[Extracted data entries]
■ ■ ■ ■

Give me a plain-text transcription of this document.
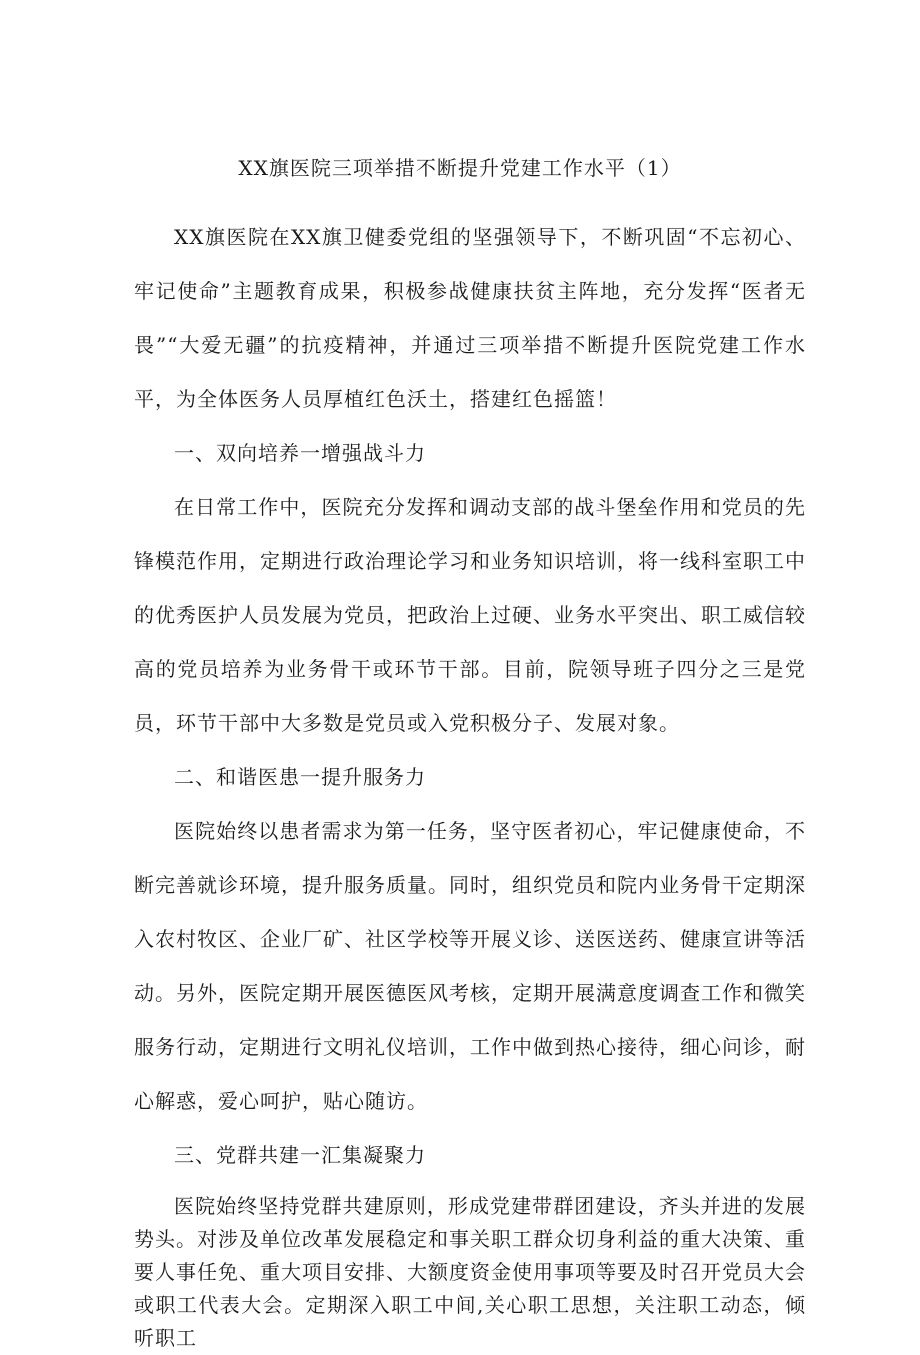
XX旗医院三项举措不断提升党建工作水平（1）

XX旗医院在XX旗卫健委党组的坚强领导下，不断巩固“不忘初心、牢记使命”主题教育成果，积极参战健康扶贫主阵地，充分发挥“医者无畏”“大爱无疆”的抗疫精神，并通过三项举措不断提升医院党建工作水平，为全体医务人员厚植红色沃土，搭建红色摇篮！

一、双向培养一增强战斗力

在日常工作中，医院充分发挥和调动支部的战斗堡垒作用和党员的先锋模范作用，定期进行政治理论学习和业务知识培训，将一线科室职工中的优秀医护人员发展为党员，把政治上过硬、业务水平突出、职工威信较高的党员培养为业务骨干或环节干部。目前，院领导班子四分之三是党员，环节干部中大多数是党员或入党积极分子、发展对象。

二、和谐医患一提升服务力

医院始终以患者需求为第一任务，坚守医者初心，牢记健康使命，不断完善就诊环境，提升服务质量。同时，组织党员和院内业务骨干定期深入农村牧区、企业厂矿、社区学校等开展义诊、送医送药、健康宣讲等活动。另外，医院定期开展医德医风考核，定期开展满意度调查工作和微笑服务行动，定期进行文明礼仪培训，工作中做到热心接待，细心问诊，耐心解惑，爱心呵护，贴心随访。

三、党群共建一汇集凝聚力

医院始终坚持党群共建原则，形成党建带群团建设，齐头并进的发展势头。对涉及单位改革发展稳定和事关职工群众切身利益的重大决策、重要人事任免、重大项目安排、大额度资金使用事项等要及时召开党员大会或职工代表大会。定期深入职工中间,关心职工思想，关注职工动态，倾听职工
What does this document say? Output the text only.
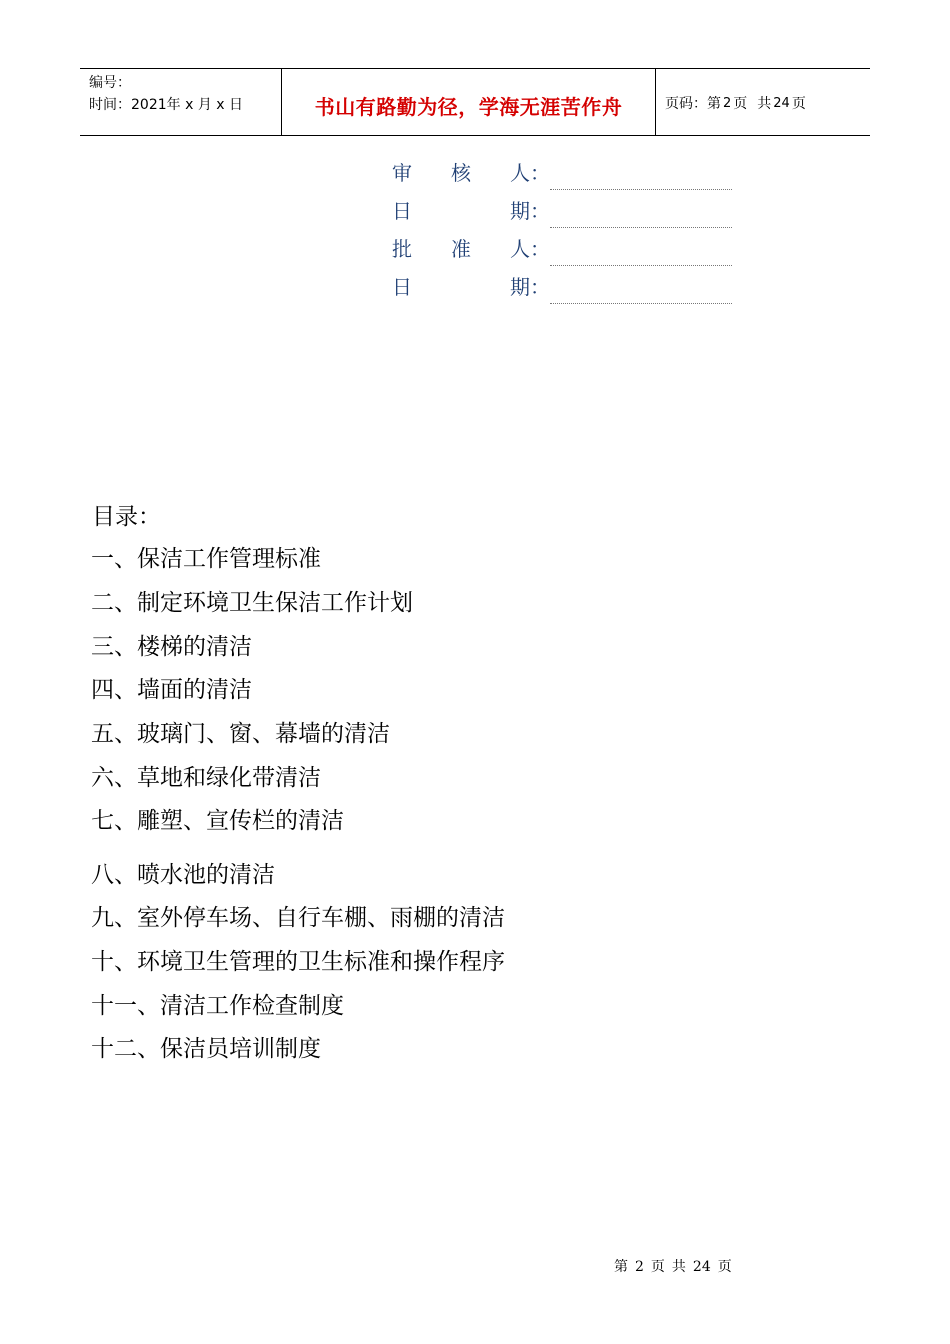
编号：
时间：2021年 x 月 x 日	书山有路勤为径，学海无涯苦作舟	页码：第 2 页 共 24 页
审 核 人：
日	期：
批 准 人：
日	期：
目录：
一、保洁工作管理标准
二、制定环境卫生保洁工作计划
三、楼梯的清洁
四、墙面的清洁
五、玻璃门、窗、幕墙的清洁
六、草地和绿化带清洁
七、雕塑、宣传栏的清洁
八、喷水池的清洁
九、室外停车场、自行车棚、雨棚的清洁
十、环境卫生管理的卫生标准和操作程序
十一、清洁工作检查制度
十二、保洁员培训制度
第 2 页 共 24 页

■ ■ ■ ■

Task goal - Give every line above again exactly, with no pictures.

Exercise answer -
Give me a plain-text transcription of this document.
XX旗医院三项举措不断提升党建工作水平（1）

XX旗医院在XX旗卫健委党组的坚强领导下，不断巩固“不忘初心、牢记使命”主题教育成果，积极参战健康扶贫主阵地，充分发挥“医者无畏”“大爱无疆”的抗疫精神，并通过三项举措不断提升医院党建工作水平，为全体医务人员厚植红色沃土，搭建红色摇篮！

一、双向培养一增强战斗力

在日常工作中，医院充分发挥和调动支部的战斗堡垒作用和党员的先锋模范作用，定期进行政治理论学习和业务知识培训，将一线科室职工中的优秀医护人员发展为党员，把政治上过硬、业务水平突出、职工威信较高的党员培养为业务骨干或环节干部。目前，院领导班子四分之三是党员，环节干部中大多数是党员或入党积极分子、发展对象。

二、和谐医患一提升服务力

医院始终以患者需求为第一任务，坚守医者初心，牢记健康使命，不断完善就诊环境，提升服务质量。同时，组织党员和院内业务骨干定期深入农村牧区、企业厂矿、社区学校等开展义诊、送医送药、健康宣讲等活动。另外，医院定期开展医德医风考核，定期开展满意度调查工作和微笑服务行动，定期进行文明礼仪培训，工作中做到热心接待，细心问诊，耐心解惑，爱心呵护，贴心随访。

三、党群共建一汇集凝聚力

医院始终坚持党群共建原则，形成党建带群团建设，齐头并进的发展势头。对涉及单位改革发展稳定和事关职工群众切身利益的重大决策、重要人事任免、重大项目安排、大额度资金使用事项等要及时召开党员大会或职工代表大会。定期深入职工中间,关心职工思想，关注职工动态，倾听职工
What does this document say? Output the text only.
编号：
时间：2021年 x 月 x 日	书山有路勤为径，学海无涯苦作舟	页码：第 2 页 共 24 页
审 核 人：
日	期：
批 准 人：
日	期：
目录：
一、保洁工作管理标准
二、制定环境卫生保洁工作计划
三、楼梯的清洁
四、墙面的清洁
五、玻璃门、窗、幕墙的清洁
六、草地和绿化带清洁
七、雕塑、宣传栏的清洁
八、喷水池的清洁
九、室外停车场、自行车棚、雨棚的清洁
十、环境卫生管理的卫生标准和操作程序
十一、清洁工作检查制度
十二、保洁员培训制度
第 2 页 共 24 页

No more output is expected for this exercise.